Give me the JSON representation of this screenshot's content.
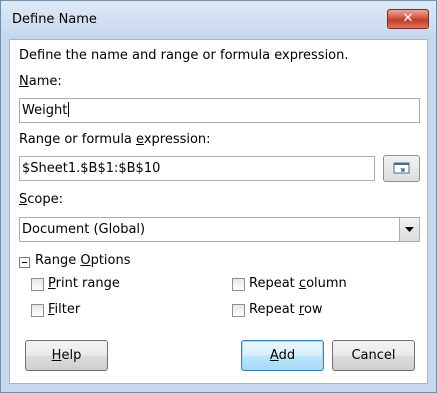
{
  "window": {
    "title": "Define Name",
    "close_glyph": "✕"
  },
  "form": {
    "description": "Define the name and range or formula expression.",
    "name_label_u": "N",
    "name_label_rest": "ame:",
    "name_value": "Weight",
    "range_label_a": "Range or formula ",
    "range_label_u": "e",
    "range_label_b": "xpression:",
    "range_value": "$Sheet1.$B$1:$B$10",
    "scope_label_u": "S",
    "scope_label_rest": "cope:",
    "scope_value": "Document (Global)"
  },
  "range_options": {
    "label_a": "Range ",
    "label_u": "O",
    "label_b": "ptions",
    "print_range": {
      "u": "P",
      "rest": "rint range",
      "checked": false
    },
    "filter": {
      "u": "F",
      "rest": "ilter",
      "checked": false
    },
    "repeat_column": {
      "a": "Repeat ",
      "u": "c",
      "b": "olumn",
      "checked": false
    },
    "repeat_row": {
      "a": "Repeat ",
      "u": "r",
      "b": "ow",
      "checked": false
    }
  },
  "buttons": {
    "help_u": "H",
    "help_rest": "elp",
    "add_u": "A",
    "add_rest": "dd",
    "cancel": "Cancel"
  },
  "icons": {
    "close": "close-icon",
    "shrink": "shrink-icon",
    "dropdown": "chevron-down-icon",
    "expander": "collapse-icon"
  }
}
========================
Given exercise => Copy the entries above faithfully and omit every image.

Result of the exercise =>
Give me the JSON representation of this screenshot's content.
{
  "window": {
    "title": "Define Name",
    "close_glyph": "✕"
  },
  "form": {
    "description": "Define the name and range or formula expression.",
    "name_label_u": "N",
    "name_label_rest": "ame:",
    "name_value": "Weight",
    "range_label_a": "Range or formula ",
    "range_label_u": "e",
    "range_label_b": "xpression:",
    "range_value": "$Sheet1.$B$1:$B$10",
    "scope_label_u": "S",
    "scope_label_rest": "cope:",
    "scope_value": "Document (Global)"
  },
  "range_options": {
    "label_a": "Range ",
    "label_u": "O",
    "label_b": "ptions",
    "print_range": {
      "u": "P",
      "rest": "rint range",
      "checked": false
    },
    "filter": {
      "u": "F",
      "rest": "ilter",
      "checked": false
    },
    "repeat_column": {
      "a": "Repeat ",
      "u": "c",
      "b": "olumn",
      "checked": false
    },
    "repeat_row": {
      "a": "Repeat ",
      "u": "r",
      "b": "ow",
      "checked": false
    }
  },
  "buttons": {
    "help_u": "H",
    "help_rest": "elp",
    "add_u": "A",
    "add_rest": "dd",
    "cancel": "Cancel"
  },
  "icons": {
    "close": "close-icon",
    "shrink": "shrink-icon",
    "dropdown": "chevron-down-icon",
    "expander": "collapse-icon"
  }
}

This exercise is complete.